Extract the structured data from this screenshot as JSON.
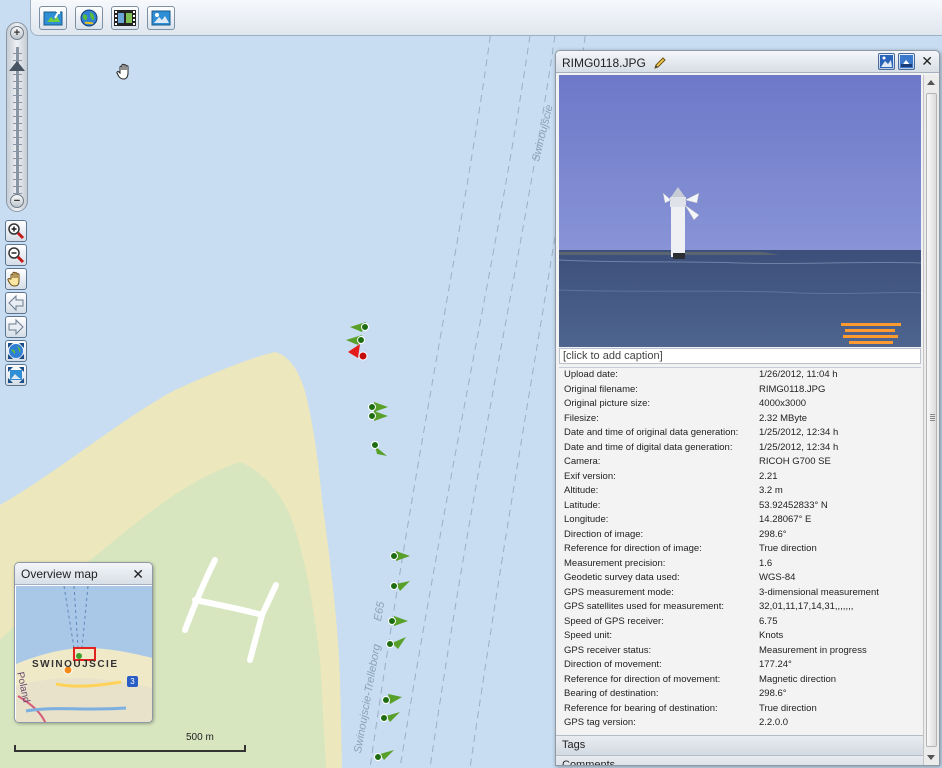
{
  "map": {
    "route_label_1": "Swinoujscie",
    "route_label_2": "Swinoujscie-Trelleborg",
    "route_label_3": "E65"
  },
  "toolbar": {
    "buttons": [
      "upload-icon",
      "globe-icon",
      "filmstrip-icon",
      "photo-icon"
    ]
  },
  "zoom_slider": {
    "plus": "+",
    "minus": "−"
  },
  "overview": {
    "title": "Overview map",
    "close": "✕",
    "town": "SWINOUJSCIE",
    "country": "Poland",
    "road_number": "3"
  },
  "scale": {
    "label": "500 m"
  },
  "panel": {
    "title": "RIMG0118.JPG",
    "close": "✕",
    "caption_placeholder": "[click to add caption]",
    "exif": [
      {
        "label": "Upload date:",
        "value": "1/26/2012, 11:04 h"
      },
      {
        "label": "Original filename:",
        "value": "RIMG0118.JPG"
      },
      {
        "label": "Original picture size:",
        "value": "4000x3000"
      },
      {
        "label": "Filesize:",
        "value": "2.32 MByte"
      },
      {
        "label": "Date and time of original data generation:",
        "value": "1/25/2012, 12:34 h"
      },
      {
        "label": "Date and time of digital data generation:",
        "value": "1/25/2012, 12:34 h"
      },
      {
        "label": "Camera:",
        "value": "RICOH G700 SE"
      },
      {
        "label": "Exif version:",
        "value": "2.21"
      },
      {
        "label": "Altitude:",
        "value": "3.2 m"
      },
      {
        "label": "Latitude:",
        "value": "53.92452833° N"
      },
      {
        "label": "Longitude:",
        "value": "14.28067° E"
      },
      {
        "label": "Direction of image:",
        "value": "298.6°"
      },
      {
        "label": "Reference for direction of image:",
        "value": "True direction"
      },
      {
        "label": "Measurement precision:",
        "value": "1.6"
      },
      {
        "label": "Geodetic survey data used:",
        "value": "WGS-84"
      },
      {
        "label": "GPS measurement mode:",
        "value": "3-dimensional measurement"
      },
      {
        "label": "GPS satellites used for measurement:",
        "value": "32,01,11,17,14,31,,,,,,,"
      },
      {
        "label": "Speed of GPS receiver:",
        "value": "6.75"
      },
      {
        "label": "Speed unit:",
        "value": "Knots"
      },
      {
        "label": "GPS receiver status:",
        "value": "Measurement in progress"
      },
      {
        "label": "Direction of movement:",
        "value": "177.24°"
      },
      {
        "label": "Reference for direction of movement:",
        "value": "Magnetic direction"
      },
      {
        "label": "Bearing of destination:",
        "value": "298.6°"
      },
      {
        "label": "Reference for bearing of destination:",
        "value": "True direction"
      },
      {
        "label": "GPS tag version:",
        "value": "2.2.0.0"
      }
    ],
    "tags_label": "Tags",
    "comments_label": "Comments"
  }
}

What is being asked
Identify the lines above that contain the word "icon", then copy them.

Solution
      "upload-icon",
      "globe-icon",
      "filmstrip-icon",
      "photo-icon"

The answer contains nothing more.